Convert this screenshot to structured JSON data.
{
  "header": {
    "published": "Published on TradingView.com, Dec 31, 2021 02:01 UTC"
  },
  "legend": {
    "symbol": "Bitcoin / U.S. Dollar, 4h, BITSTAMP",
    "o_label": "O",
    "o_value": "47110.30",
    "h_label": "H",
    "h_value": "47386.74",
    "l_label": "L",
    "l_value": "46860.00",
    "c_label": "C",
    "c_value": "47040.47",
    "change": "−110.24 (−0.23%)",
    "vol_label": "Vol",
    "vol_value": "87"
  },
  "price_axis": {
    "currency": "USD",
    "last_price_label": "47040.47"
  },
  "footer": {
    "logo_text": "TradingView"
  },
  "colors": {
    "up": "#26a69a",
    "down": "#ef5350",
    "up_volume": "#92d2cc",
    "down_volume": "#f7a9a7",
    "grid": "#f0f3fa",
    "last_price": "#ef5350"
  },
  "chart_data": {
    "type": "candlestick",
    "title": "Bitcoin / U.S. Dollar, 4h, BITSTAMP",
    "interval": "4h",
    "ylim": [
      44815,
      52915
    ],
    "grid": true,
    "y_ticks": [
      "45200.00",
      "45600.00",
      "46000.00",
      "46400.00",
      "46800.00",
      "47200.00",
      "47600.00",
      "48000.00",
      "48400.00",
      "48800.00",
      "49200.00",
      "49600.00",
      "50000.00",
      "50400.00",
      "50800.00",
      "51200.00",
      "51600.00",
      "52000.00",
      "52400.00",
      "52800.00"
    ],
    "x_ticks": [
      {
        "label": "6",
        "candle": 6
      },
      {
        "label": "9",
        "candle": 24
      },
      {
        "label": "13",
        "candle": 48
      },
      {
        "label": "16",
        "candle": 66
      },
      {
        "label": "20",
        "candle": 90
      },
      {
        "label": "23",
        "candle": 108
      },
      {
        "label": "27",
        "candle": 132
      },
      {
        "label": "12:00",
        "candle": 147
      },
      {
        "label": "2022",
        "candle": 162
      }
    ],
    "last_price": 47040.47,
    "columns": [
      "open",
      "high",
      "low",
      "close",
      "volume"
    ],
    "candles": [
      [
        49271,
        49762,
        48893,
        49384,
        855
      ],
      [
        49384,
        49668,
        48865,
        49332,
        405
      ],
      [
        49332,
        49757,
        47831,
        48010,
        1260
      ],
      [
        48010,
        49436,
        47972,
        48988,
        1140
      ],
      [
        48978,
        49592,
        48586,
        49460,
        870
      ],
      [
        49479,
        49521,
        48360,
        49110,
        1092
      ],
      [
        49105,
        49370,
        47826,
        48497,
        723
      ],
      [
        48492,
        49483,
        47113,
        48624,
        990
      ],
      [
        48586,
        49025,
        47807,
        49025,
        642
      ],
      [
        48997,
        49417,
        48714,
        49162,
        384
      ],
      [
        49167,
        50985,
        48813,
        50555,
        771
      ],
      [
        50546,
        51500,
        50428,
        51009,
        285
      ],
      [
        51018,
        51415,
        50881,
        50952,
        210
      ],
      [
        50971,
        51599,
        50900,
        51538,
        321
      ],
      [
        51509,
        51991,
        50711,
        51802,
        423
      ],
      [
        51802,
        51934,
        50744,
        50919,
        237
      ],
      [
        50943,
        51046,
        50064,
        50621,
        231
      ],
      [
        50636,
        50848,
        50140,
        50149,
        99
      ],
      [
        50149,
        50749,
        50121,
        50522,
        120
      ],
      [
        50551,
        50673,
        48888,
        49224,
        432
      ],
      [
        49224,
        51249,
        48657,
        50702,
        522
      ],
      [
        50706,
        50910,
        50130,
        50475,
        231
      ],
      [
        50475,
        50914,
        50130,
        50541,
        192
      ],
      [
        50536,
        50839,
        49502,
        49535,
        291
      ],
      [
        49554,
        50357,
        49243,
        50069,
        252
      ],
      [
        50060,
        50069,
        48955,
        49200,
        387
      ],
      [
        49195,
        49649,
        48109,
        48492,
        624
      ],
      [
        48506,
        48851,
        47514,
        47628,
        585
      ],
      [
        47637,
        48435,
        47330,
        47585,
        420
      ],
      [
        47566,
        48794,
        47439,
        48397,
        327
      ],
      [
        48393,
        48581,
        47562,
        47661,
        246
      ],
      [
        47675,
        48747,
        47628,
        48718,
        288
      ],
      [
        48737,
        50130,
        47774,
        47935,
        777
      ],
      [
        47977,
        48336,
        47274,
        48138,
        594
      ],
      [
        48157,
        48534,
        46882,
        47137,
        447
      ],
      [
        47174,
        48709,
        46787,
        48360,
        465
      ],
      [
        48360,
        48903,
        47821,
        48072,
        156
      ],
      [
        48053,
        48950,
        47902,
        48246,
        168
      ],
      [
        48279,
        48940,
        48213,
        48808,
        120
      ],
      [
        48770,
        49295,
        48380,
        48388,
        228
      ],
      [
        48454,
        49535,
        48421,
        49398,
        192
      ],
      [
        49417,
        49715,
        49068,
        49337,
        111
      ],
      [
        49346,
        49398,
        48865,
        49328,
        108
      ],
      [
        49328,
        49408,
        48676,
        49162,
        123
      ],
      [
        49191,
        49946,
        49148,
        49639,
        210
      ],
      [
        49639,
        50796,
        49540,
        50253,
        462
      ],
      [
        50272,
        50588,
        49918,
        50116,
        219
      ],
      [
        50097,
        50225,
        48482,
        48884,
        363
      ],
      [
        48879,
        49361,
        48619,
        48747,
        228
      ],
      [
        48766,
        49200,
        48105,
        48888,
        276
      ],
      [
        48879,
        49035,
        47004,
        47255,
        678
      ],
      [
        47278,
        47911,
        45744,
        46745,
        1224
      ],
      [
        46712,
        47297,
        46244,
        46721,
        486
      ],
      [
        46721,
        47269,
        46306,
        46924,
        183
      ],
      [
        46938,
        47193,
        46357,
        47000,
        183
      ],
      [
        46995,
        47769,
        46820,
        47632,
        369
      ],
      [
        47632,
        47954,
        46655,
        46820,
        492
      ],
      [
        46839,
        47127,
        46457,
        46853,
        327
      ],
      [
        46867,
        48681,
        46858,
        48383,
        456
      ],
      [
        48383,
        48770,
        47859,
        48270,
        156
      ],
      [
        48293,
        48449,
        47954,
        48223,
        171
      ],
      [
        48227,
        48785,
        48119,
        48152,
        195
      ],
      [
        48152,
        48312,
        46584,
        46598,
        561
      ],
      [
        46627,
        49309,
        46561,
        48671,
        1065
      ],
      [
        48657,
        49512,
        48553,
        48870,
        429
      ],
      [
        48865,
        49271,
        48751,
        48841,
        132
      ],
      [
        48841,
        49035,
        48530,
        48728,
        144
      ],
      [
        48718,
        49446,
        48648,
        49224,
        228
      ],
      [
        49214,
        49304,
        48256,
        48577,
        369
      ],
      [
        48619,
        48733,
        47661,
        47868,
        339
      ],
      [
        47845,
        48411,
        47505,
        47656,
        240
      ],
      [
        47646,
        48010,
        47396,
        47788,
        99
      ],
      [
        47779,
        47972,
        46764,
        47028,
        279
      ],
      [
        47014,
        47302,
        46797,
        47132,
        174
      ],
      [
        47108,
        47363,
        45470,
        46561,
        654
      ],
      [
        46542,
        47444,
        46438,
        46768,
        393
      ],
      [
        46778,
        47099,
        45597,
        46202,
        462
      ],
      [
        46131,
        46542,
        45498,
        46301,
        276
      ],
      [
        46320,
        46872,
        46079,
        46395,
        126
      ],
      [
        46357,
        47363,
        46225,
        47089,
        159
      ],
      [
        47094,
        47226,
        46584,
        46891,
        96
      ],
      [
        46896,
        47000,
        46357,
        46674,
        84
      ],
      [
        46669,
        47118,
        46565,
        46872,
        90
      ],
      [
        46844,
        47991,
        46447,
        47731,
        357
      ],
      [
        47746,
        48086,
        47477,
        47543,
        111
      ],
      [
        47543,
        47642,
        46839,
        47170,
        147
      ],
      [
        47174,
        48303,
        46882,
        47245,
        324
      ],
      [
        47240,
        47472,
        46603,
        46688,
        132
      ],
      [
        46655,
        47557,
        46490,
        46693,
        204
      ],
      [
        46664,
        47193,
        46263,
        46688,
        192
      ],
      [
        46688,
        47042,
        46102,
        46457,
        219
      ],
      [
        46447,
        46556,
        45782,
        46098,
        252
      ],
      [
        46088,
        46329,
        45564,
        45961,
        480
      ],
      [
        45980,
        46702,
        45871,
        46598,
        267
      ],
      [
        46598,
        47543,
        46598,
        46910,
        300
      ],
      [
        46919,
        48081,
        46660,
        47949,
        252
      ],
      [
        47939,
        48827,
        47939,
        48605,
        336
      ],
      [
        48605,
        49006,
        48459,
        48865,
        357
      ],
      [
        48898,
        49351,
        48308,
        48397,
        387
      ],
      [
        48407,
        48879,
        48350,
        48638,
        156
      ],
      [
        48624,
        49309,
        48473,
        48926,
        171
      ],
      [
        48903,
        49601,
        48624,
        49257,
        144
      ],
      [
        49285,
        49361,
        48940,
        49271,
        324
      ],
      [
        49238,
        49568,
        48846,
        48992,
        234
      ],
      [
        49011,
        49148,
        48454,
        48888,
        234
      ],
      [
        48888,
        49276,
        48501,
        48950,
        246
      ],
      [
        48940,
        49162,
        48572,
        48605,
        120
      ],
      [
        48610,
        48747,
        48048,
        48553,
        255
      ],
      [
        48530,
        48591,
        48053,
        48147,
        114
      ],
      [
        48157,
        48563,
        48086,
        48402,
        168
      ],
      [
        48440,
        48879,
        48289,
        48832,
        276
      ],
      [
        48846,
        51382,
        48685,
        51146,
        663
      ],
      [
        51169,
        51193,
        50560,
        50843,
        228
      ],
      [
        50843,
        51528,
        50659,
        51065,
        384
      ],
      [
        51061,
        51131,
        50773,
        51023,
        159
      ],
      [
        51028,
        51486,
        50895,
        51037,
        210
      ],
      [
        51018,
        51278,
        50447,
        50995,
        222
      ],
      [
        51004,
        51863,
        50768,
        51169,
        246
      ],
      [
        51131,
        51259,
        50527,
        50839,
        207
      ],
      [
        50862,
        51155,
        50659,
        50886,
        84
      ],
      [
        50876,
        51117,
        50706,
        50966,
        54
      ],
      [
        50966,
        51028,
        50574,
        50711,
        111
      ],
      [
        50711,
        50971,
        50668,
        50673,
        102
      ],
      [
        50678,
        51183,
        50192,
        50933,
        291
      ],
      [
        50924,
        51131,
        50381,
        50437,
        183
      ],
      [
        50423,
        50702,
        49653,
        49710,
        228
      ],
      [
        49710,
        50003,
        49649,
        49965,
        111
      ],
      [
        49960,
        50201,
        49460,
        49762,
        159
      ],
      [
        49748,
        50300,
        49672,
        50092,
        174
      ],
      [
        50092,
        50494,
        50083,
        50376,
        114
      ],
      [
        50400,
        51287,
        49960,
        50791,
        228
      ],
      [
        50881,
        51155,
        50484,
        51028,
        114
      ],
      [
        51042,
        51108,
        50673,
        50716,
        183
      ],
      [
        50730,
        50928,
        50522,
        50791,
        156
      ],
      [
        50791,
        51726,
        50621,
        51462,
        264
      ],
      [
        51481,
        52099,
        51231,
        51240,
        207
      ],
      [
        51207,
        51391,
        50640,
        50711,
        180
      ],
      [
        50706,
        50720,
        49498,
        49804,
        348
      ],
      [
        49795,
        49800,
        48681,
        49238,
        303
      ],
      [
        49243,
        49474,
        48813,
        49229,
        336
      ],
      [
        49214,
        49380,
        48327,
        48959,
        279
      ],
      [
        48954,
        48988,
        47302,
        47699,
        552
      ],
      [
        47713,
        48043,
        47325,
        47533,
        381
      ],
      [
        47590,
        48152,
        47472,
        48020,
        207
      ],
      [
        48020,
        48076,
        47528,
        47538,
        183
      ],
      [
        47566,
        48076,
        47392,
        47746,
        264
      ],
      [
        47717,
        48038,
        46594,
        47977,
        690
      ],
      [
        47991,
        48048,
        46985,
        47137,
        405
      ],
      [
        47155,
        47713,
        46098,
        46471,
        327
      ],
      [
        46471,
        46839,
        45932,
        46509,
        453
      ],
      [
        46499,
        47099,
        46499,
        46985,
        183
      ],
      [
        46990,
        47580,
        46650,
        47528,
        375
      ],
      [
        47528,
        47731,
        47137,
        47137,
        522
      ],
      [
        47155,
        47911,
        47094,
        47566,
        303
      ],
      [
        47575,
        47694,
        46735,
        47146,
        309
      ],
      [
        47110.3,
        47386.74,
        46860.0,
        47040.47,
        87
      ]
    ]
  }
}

## [INSTRUCTIONS FOR THE TASK]
What is the number of lines in the records that contain the string "Bitcoin"? Give only that number.

## [ANSWER TO THIS TASK]
2